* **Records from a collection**
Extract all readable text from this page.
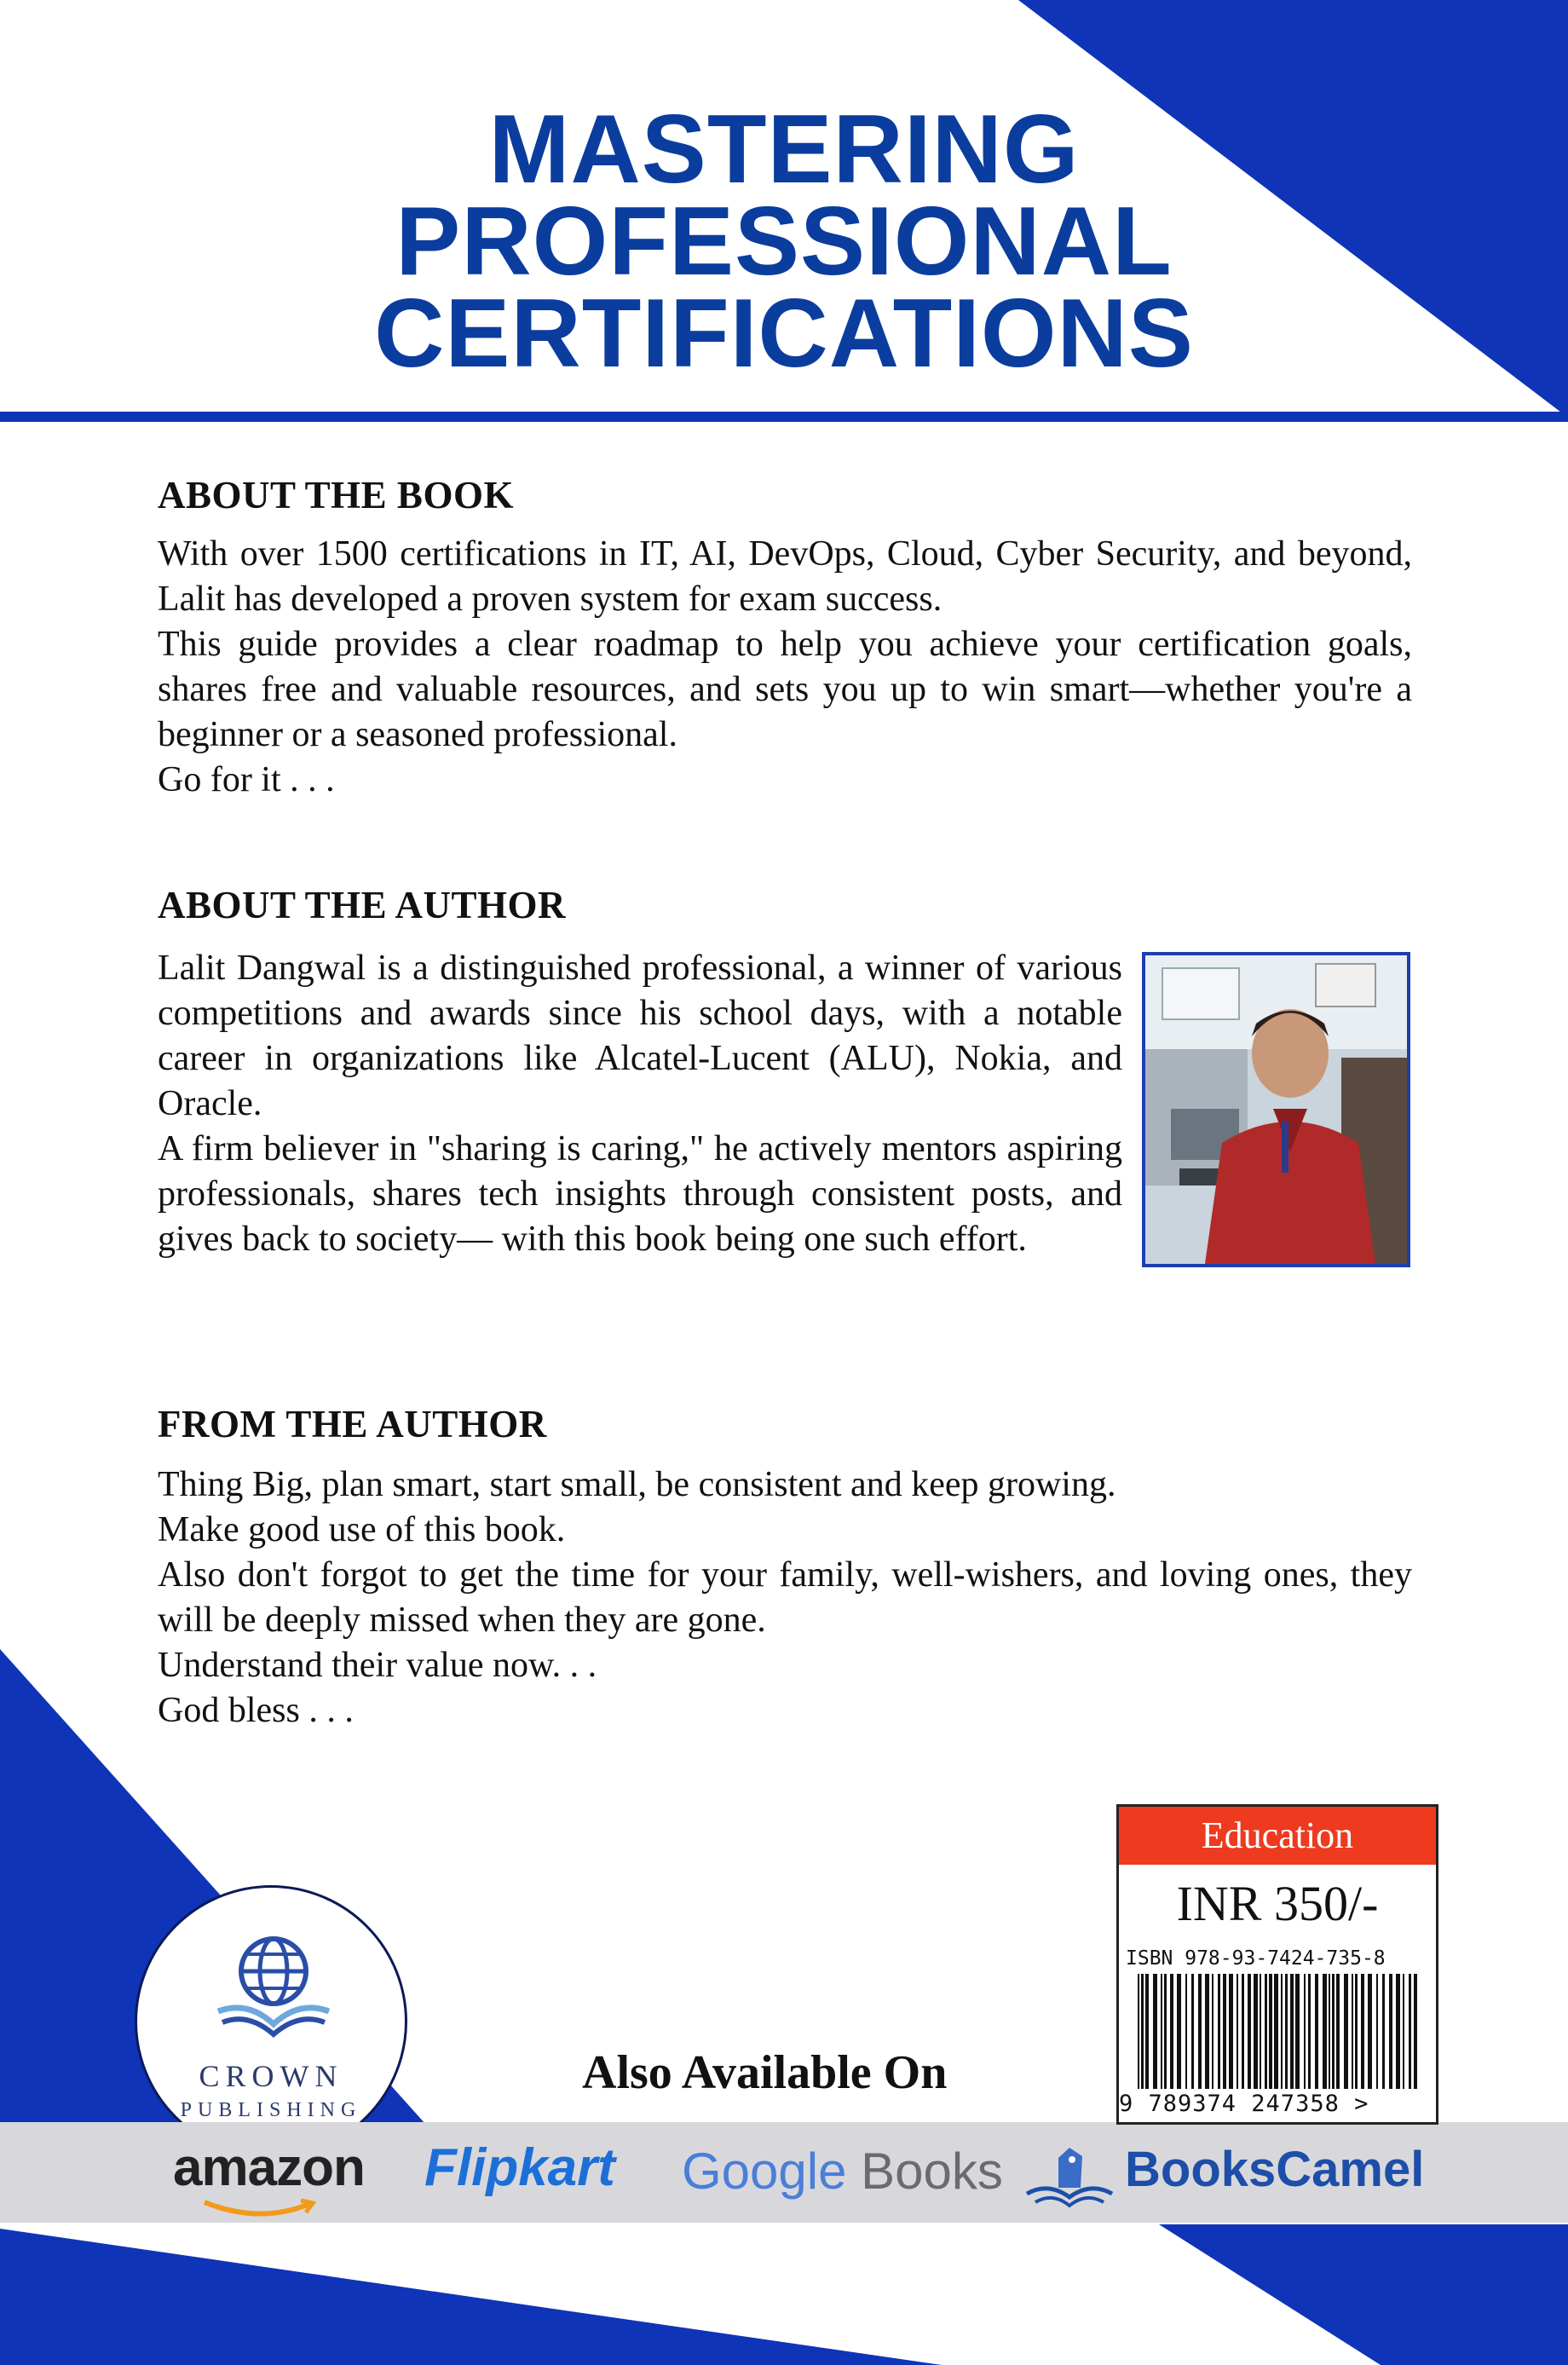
MASTERING
PROFESSIONAL
CERTIFICATIONS
ABOUT THE BOOK

With over 1500 certifications in IT, AI, DevOps, Cloud, Cyber Security, and beyond, Lalit has developed a proven system for exam success.

This guide provides a clear roadmap to help you achieve your certification goals, shares free and valuable resources, and sets you up to win smart—whether you're a beginner or a seasoned professional.

Go for it . . .

ABOUT THE AUTHOR

Lalit Dangwal is a distinguished professional, a winner of various competitions and awards since his school days, with a notable career in organizations like Alcatel-Lucent (ALU), Nokia, and Oracle.

A firm believer in "sharing is caring," he actively mentors aspiring professionals, shares tech insights through consistent posts, and gives back to society— with this book being one such effort.

FROM THE AUTHOR

Thing Big, plan smart, start small, be consistent and keep growing.

Make good use of this book.

Also don't forgot to get the time for your family, well-wishers, and loving ones, they will be deeply missed when they are gone.

Understand their value now. . .

God bless . . .

CROWN
PUBLISHING
Also Available On
amazon Flipkart Google Books BooksCamel
Education
INR 350/-
ISBN 978-93-7424-735-8
9 789374 247358 >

* **The task**
Ignore the images and quote every line of the listing exactly.

* **Exercise answer**
Extract all readable text from this page.
MASTERING
PROFESSIONAL
CERTIFICATIONS
ABOUT THE BOOK

With over 1500 certifications in IT, AI, DevOps, Cloud, Cyber Security, and beyond, Lalit has developed a proven system for exam success.

This guide provides a clear roadmap to help you achieve your certification goals, shares free and valuable resources, and sets you up to win smart—whether you're a beginner or a seasoned professional.

Go for it . . .

ABOUT THE AUTHOR

Lalit Dangwal is a distinguished professional, a winner of various competitions and awards since his school days, with a notable career in organizations like Alcatel-Lucent (ALU), Nokia, and Oracle.

A firm believer in "sharing is caring," he actively mentors aspiring professionals, shares tech insights through consistent posts, and gives back to society— with this book being one such effort.

FROM THE AUTHOR

Thing Big, plan smart, start small, be consistent and keep growing.

Make good use of this book.

Also don't forgot to get the time for your family, well-wishers, and loving ones, they will be deeply missed when they are gone.

Understand their value now. . .

God bless . . .

CROWN
PUBLISHING
Also Available On
amazon Flipkart Google Books BooksCamel
Education
INR 350/-
ISBN 978-93-7424-735-8
9 789374 247358 >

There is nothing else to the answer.